[Saved data entries]

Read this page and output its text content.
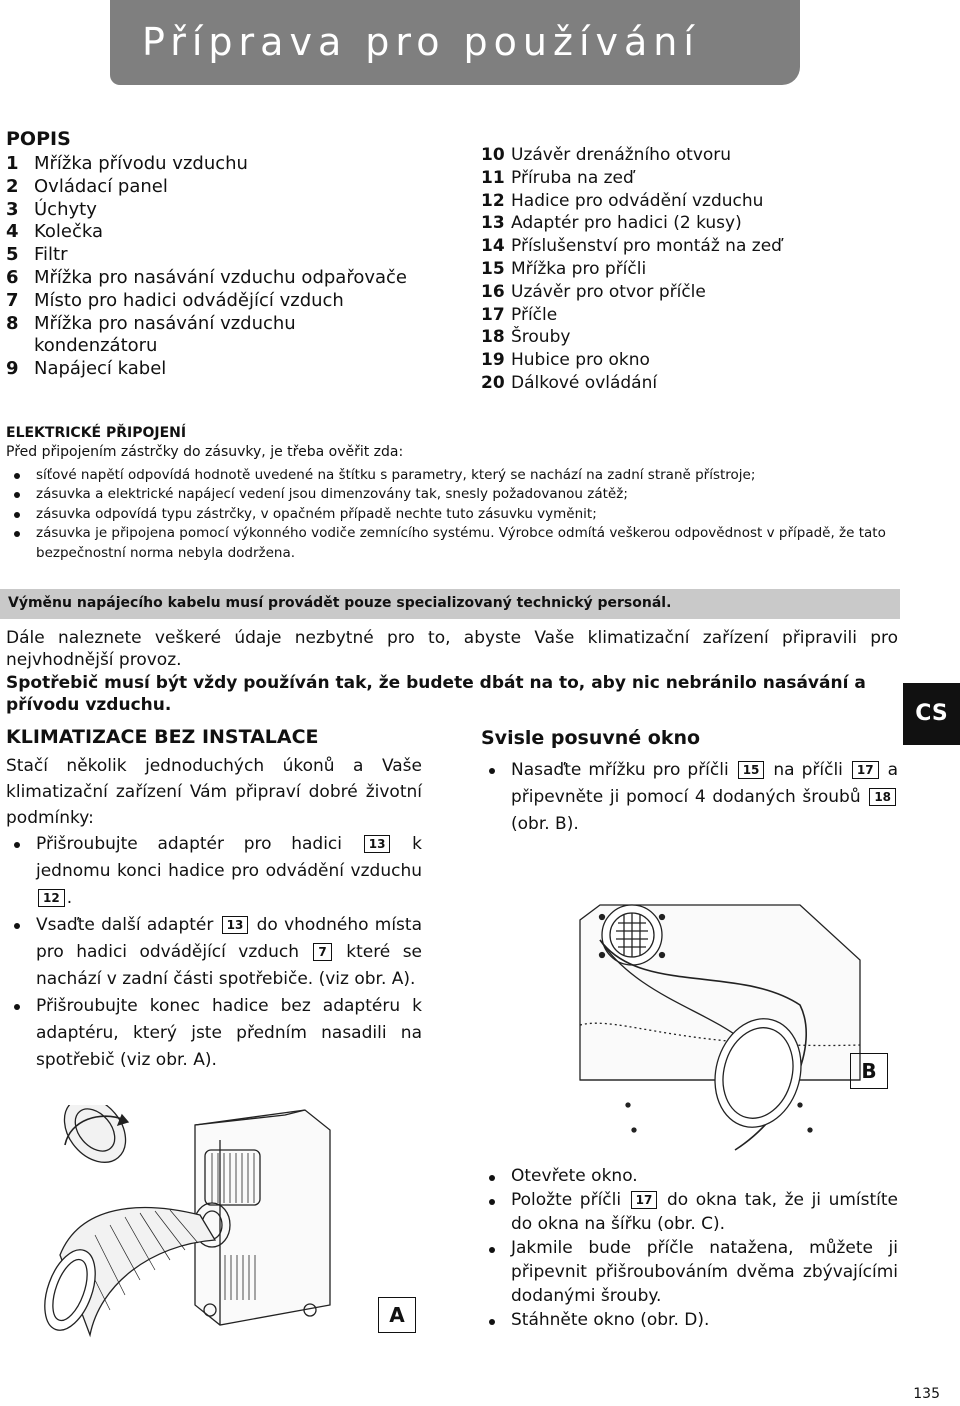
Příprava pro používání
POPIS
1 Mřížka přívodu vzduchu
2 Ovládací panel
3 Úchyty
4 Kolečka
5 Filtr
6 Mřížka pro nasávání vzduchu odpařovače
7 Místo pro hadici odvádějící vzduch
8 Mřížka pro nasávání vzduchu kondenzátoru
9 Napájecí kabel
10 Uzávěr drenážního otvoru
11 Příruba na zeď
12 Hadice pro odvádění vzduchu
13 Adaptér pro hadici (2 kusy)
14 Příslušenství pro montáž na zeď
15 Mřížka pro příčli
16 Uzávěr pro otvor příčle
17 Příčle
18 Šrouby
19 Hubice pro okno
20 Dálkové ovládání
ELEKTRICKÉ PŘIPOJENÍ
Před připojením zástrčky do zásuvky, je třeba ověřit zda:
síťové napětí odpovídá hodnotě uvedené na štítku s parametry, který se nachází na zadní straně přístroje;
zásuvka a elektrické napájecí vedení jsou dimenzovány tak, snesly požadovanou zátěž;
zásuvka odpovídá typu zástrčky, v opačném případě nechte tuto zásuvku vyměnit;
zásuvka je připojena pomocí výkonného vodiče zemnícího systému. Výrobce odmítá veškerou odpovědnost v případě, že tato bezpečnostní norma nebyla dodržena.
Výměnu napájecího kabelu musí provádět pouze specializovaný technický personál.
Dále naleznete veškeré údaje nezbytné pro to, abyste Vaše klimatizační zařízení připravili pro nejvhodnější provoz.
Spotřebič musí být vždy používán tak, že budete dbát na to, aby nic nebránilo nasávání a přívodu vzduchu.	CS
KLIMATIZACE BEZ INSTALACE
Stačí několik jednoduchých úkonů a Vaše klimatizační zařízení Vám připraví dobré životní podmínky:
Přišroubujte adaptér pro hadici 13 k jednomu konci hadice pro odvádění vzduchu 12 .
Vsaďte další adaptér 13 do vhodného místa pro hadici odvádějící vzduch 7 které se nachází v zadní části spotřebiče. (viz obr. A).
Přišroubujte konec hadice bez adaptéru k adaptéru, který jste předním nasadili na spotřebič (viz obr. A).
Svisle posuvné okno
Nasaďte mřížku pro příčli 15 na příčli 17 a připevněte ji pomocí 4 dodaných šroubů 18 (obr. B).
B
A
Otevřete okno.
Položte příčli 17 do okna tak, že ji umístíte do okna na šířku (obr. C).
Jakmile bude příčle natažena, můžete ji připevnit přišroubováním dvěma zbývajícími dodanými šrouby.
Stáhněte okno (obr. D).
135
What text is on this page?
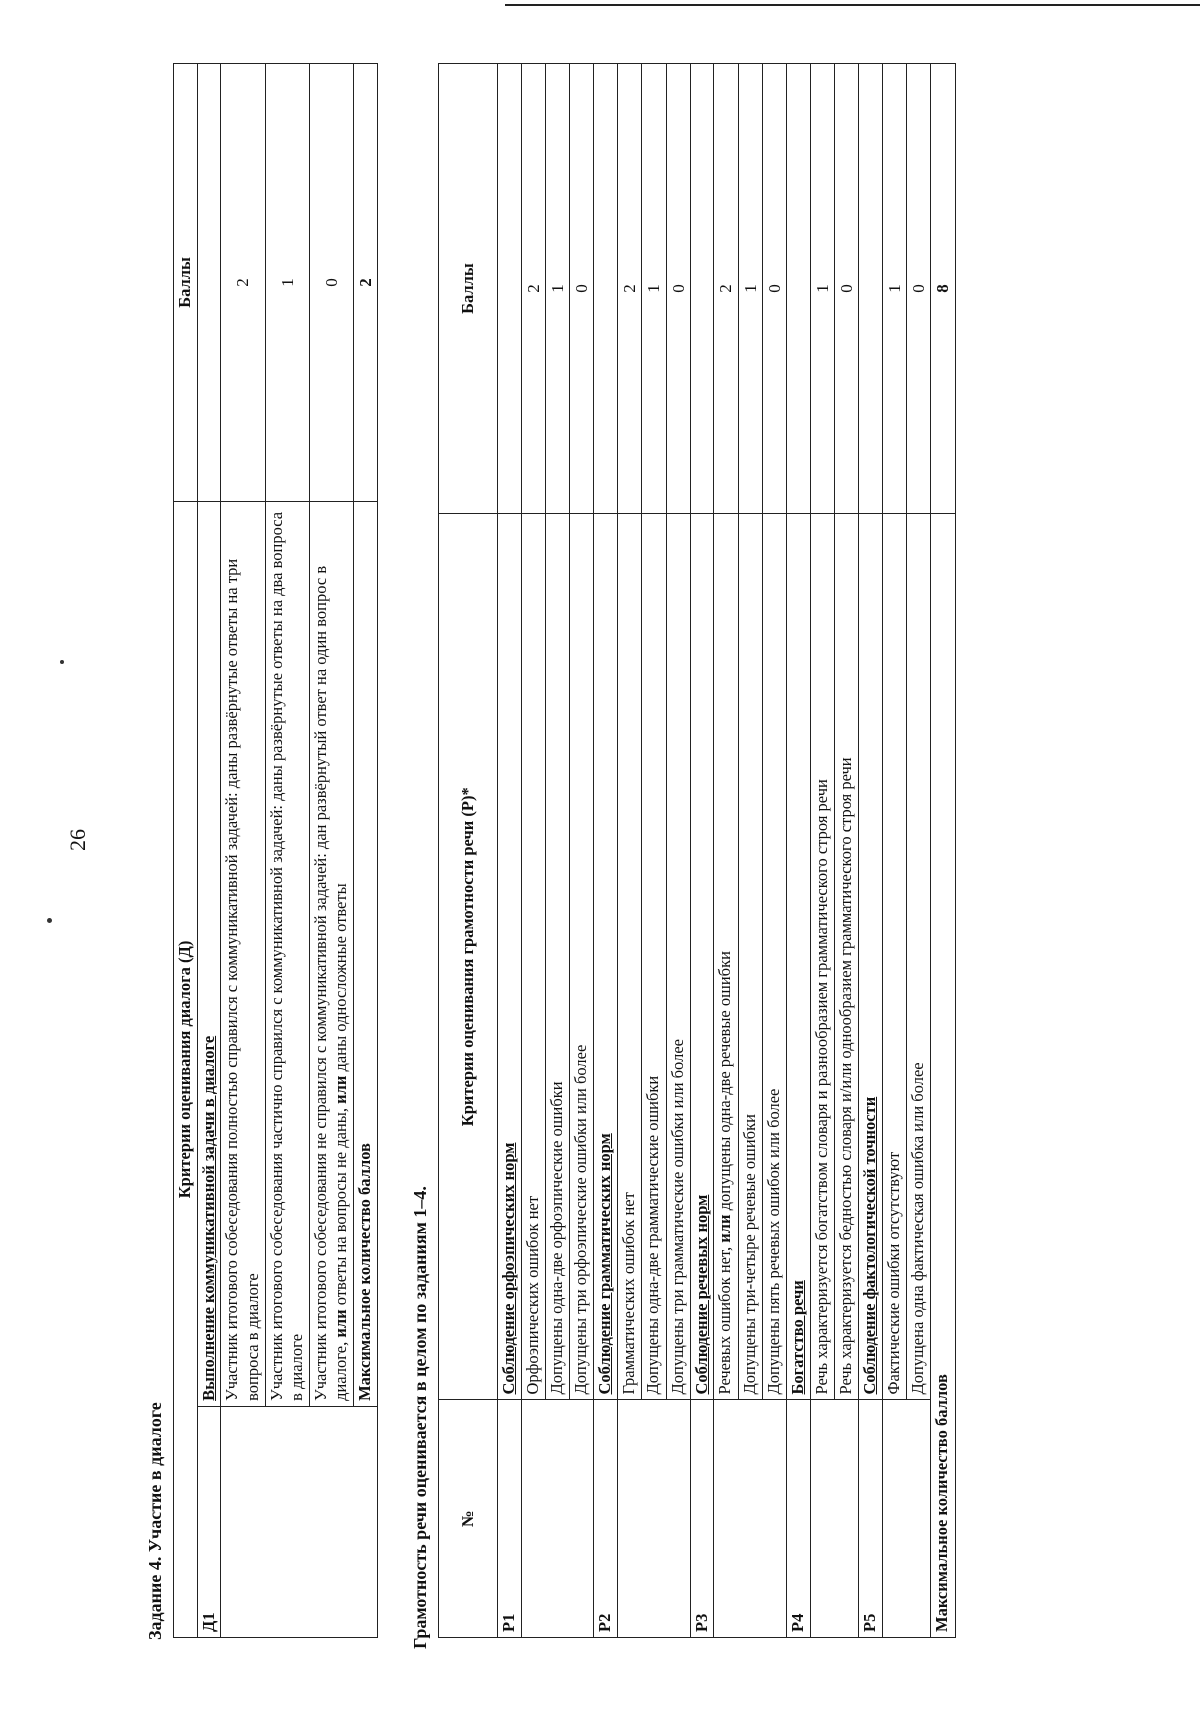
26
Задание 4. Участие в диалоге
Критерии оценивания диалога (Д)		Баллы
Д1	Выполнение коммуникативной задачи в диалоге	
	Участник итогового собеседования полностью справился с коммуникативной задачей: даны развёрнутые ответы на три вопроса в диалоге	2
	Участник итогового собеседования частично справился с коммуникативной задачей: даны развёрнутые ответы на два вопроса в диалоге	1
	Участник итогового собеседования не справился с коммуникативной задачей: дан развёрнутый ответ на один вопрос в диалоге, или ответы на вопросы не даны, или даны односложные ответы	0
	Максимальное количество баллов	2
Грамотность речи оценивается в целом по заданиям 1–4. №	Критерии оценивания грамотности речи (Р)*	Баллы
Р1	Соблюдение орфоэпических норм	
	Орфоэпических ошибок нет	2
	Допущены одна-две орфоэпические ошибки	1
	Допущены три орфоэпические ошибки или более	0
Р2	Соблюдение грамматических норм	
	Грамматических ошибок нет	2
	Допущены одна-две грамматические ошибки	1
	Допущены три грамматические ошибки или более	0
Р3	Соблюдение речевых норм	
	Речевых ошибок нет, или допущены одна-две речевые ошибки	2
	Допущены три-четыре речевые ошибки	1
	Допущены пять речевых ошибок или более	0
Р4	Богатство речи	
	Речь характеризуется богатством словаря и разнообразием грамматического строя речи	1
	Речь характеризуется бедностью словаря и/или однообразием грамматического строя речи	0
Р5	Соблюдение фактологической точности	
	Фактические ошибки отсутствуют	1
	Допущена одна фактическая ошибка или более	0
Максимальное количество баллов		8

Directions → Pictures excluded, quote all the data above exactly.

Answer to this task →
Read this page and output its text content.
Příprava pro používání
POPIS
1 Mřížka přívodu vzduchu
2 Ovládací panel
3 Úchyty
4 Kolečka
5 Filtr
6 Mřížka pro nasávání vzduchu odpařovače
7 Místo pro hadici odvádějící vzduch
8 Mřížka pro nasávání vzduchu kondenzátoru
9 Napájecí kabel
10 Uzávěr drenážního otvoru
11 Příruba na zeď
12 Hadice pro odvádění vzduchu
13 Adaptér pro hadici (2 kusy)
14 Příslušenství pro montáž na zeď
15 Mřížka pro příčli
16 Uzávěr pro otvor příčle
17 Příčle
18 Šrouby
19 Hubice pro okno
20 Dálkové ovládání
ELEKTRICKÉ PŘIPOJENÍ
Před připojením zástrčky do zásuvky, je třeba ověřit zda:
síťové napětí odpovídá hodnotě uvedené na štítku s parametry, který se nachází na zadní straně přístroje;
zásuvka a elektrické napájecí vedení jsou dimenzovány tak, snesly požadovanou zátěž;
zásuvka odpovídá typu zástrčky, v opačném případě nechte tuto zásuvku vyměnit;
zásuvka je připojena pomocí výkonného vodiče zemnícího systému. Výrobce odmítá veškerou odpovědnost v případě, že tato bezpečnostní norma nebyla dodržena.
Výměnu napájecího kabelu musí provádět pouze specializovaný technický personál.
Dále naleznete veškeré údaje nezbytné pro to, abyste Vaše klimatizační zařízení připravili pro nejvhodnější provoz.
Spotřebič musí být vždy používán tak, že budete dbát na to, aby nic nebránilo nasávání a přívodu vzduchu.	CS
KLIMATIZACE BEZ INSTALACE
Stačí několik jednoduchých úkonů a Vaše klimatizační zařízení Vám připraví dobré životní podmínky:
Přišroubujte adaptér pro hadici 13 k jednomu konci hadice pro odvádění vzduchu 12 .
Vsaďte další adaptér 13 do vhodného místa pro hadici odvádějící vzduch 7 které se nachází v zadní části spotřebiče. (viz obr. A).
Přišroubujte konec hadice bez adaptéru k adaptéru, který jste předním nasadili na spotřebič (viz obr. A).
Svisle posuvné okno
Nasaďte mřížku pro příčli 15 na příčli 17 a připevněte ji pomocí 4 dodaných šroubů 18 (obr. B).
B
A
Otevřete okno.
Položte příčli 17 do okna tak, že ji umístíte do okna na šířku (obr. C).
Jakmile bude příčle natažena, můžete ji připevnit přišroubováním dvěma zbývajícími dodanými šrouby.
Stáhněte okno (obr. D).
135
What text is on this page?
26
Задание 4. Участие в диалоге
Критерии оценивания диалога (Д)		Баллы
Д1	Выполнение коммуникативной задачи в диалоге	
	Участник итогового собеседования полностью справился с коммуникативной задачей: даны развёрнутые ответы на три вопроса в диалоге	2
	Участник итогового собеседования частично справился с коммуникативной задачей: даны развёрнутые ответы на два вопроса в диалоге	1
	Участник итогового собеседования не справился с коммуникативной задачей: дан развёрнутый ответ на один вопрос в диалоге, или ответы на вопросы не даны, или даны односложные ответы	0
	Максимальное количество баллов	2
Грамотность речи оценивается в целом по заданиям 1–4. №	Критерии оценивания грамотности речи (Р)*	Баллы
Р1	Соблюдение орфоэпических норм	
	Орфоэпических ошибок нет	2
	Допущены одна-две орфоэпические ошибки	1
	Допущены три орфоэпические ошибки или более	0
Р2	Соблюдение грамматических норм	
	Грамматических ошибок нет	2
	Допущены одна-две грамматические ошибки	1
	Допущены три грамматические ошибки или более	0
Р3	Соблюдение речевых норм	
	Речевых ошибок нет, или допущены одна-две речевые ошибки	2
	Допущены три-четыре речевые ошибки	1
	Допущены пять речевых ошибок или более	0
Р4	Богатство речи	
	Речь характеризуется богатством словаря и разнообразием грамматического строя речи	1
	Речь характеризуется бедностью словаря и/или однообразием грамматического строя речи	0
Р5	Соблюдение фактологической точности	
	Фактические ошибки отсутствуют	1
	Допущена одна фактическая ошибка или более	0
Максимальное количество баллов		8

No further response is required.